Repeat every record below exactly as it appears.

::::::::::

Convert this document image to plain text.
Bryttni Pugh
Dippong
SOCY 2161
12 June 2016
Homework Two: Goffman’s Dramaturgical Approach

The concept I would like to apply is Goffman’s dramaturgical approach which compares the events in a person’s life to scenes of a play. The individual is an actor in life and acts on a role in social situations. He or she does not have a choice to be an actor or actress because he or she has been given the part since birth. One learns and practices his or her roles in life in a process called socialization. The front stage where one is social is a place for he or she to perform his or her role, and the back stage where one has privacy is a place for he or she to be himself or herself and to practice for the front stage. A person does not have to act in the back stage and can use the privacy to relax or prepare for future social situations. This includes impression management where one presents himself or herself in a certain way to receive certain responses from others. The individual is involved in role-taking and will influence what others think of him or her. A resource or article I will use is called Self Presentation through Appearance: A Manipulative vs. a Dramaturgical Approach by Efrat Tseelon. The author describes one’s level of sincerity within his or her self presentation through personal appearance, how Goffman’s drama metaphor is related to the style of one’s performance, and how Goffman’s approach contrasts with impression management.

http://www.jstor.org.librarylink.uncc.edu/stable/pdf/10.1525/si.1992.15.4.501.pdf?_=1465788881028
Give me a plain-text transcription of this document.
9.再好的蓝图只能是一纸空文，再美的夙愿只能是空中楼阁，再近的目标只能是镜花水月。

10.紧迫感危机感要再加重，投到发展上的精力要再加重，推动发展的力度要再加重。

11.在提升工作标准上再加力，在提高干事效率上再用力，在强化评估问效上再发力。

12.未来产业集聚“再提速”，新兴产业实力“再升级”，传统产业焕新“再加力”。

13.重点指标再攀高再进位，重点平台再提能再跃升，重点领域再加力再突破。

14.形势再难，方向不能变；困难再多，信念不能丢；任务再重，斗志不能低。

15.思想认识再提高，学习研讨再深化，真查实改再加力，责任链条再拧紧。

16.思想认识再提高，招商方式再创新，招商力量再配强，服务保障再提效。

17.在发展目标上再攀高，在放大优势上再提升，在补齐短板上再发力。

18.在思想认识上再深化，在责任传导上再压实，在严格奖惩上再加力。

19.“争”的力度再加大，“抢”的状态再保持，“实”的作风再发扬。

::::::::::

• Worked answer
Convert this document image to plain text.
Bryttni Pugh
Dippong
SOCY 2161
12 June 2016
Homework Two: Goffman’s Dramaturgical Approach

The concept I would like to apply is Goffman’s dramaturgical approach which compares the events in a person’s life to scenes of a play. The individual is an actor in life and acts on a role in social situations. He or she does not have a choice to be an actor or actress because he or she has been given the part since birth. One learns and practices his or her roles in life in a process called socialization. The front stage where one is social is a place for he or she to perform his or her role, and the back stage where one has privacy is a place for he or she to be himself or herself and to practice for the front stage. A person does not have to act in the back stage and can use the privacy to relax or prepare for future social situations. This includes impression management where one presents himself or herself in a certain way to receive certain responses from others. The individual is involved in role-taking and will influence what others think of him or her. A resource or article I will use is called Self Presentation through Appearance: A Manipulative vs. a Dramaturgical Approach by Efrat Tseelon. The author describes one’s level of sincerity within his or her self presentation through personal appearance, how Goffman’s drama metaphor is related to the style of one’s performance, and how Goffman’s approach contrasts with impression management.

http://www.jstor.org.librarylink.uncc.edu/stable/pdf/10.1525/si.1992.15.4.501.pdf?_=1465788881028
Give me a plain-text transcription of this document.
9.再好的蓝图只能是一纸空文，再美的夙愿只能是空中楼阁，再近的目标只能是镜花水月。

10.紧迫感危机感要再加重，投到发展上的精力要再加重，推动发展的力度要再加重。

11.在提升工作标准上再加力，在提高干事效率上再用力，在强化评估问效上再发力。

12.未来产业集聚“再提速”，新兴产业实力“再升级”，传统产业焕新“再加力”。

13.重点指标再攀高再进位，重点平台再提能再跃升，重点领域再加力再突破。

14.形势再难，方向不能变；困难再多，信念不能丢；任务再重，斗志不能低。

15.思想认识再提高，学习研讨再深化，真查实改再加力，责任链条再拧紧。

16.思想认识再提高，招商方式再创新，招商力量再配强，服务保障再提效。

17.在发展目标上再攀高，在放大优势上再提升，在补齐短板上再发力。

18.在思想认识上再深化，在责任传导上再压实，在严格奖惩上再加力。

19.“争”的力度再加大，“抢”的状态再保持，“实”的作风再发扬。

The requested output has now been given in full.